Exercise goal - Below is a set of records; print all of them exactly as written.

_____

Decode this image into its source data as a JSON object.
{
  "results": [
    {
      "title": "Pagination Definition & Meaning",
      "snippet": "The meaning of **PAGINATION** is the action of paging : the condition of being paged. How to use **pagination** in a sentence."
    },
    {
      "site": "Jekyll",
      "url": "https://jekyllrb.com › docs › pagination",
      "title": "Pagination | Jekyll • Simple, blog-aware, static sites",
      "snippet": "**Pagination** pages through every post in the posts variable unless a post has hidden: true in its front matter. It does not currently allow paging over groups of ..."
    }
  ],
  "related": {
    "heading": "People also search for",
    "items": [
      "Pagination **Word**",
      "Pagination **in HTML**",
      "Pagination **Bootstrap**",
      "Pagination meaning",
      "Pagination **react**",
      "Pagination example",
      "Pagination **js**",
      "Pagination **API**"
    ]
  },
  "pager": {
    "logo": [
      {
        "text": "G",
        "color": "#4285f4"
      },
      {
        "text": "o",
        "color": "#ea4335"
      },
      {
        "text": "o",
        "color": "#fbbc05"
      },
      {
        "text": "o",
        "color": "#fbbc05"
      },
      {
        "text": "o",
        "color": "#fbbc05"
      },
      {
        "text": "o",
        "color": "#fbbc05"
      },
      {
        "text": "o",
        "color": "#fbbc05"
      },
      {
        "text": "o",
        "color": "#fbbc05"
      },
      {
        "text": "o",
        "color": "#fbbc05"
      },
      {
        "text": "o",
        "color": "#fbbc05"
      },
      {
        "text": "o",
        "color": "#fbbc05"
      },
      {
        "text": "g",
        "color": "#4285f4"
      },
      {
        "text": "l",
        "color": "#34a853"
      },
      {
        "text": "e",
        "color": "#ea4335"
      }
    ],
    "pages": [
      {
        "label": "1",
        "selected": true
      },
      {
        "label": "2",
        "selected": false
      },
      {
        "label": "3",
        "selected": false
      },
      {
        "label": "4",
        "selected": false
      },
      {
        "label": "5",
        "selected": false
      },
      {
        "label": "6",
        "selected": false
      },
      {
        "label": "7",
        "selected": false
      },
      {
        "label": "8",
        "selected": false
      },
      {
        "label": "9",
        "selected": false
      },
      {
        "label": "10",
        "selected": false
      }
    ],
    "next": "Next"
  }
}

_____

Exercise response -
Decode this image into its source data as a JSON object.
{
  "results": [
    {
      "title": "Pagination Definition & Meaning",
      "snippet": "The meaning of **PAGINATION** is the action of paging : the condition of being paged. How to use **pagination** in a sentence."
    },
    {
      "site": "Jekyll",
      "url": "https://jekyllrb.com › docs › pagination",
      "title": "Pagination | Jekyll • Simple, blog-aware, static sites",
      "snippet": "**Pagination** pages through every post in the posts variable unless a post has hidden: true in its front matter. It does not currently allow paging over groups of ..."
    }
  ],
  "related": {
    "heading": "People also search for",
    "items": [
      "Pagination **Word**",
      "Pagination **in HTML**",
      "Pagination **Bootstrap**",
      "Pagination meaning",
      "Pagination **react**",
      "Pagination example",
      "Pagination **js**",
      "Pagination **API**"
    ]
  },
  "pager": {
    "logo": [
      {
        "text": "G",
        "color": "#4285f4"
      },
      {
        "text": "o",
        "color": "#ea4335"
      },
      {
        "text": "o",
        "color": "#fbbc05"
      },
      {
        "text": "o",
        "color": "#fbbc05"
      },
      {
        "text": "o",
        "color": "#fbbc05"
      },
      {
        "text": "o",
        "color": "#fbbc05"
      },
      {
        "text": "o",
        "color": "#fbbc05"
      },
      {
        "text": "o",
        "color": "#fbbc05"
      },
      {
        "text": "o",
        "color": "#fbbc05"
      },
      {
        "text": "o",
        "color": "#fbbc05"
      },
      {
        "text": "o",
        "color": "#fbbc05"
      },
      {
        "text": "g",
        "color": "#4285f4"
      },
      {
        "text": "l",
        "color": "#34a853"
      },
      {
        "text": "e",
        "color": "#ea4335"
      }
    ],
    "pages": [
      {
        "label": "1",
        "selected": true
      },
      {
        "label": "2",
        "selected": false
      },
      {
        "label": "3",
        "selected": false
      },
      {
        "label": "4",
        "selected": false
      },
      {
        "label": "5",
        "selected": false
      },
      {
        "label": "6",
        "selected": false
      },
      {
        "label": "7",
        "selected": false
      },
      {
        "label": "8",
        "selected": false
      },
      {
        "label": "9",
        "selected": false
      },
      {
        "label": "10",
        "selected": false
      }
    ],
    "next": "Next"
  }
}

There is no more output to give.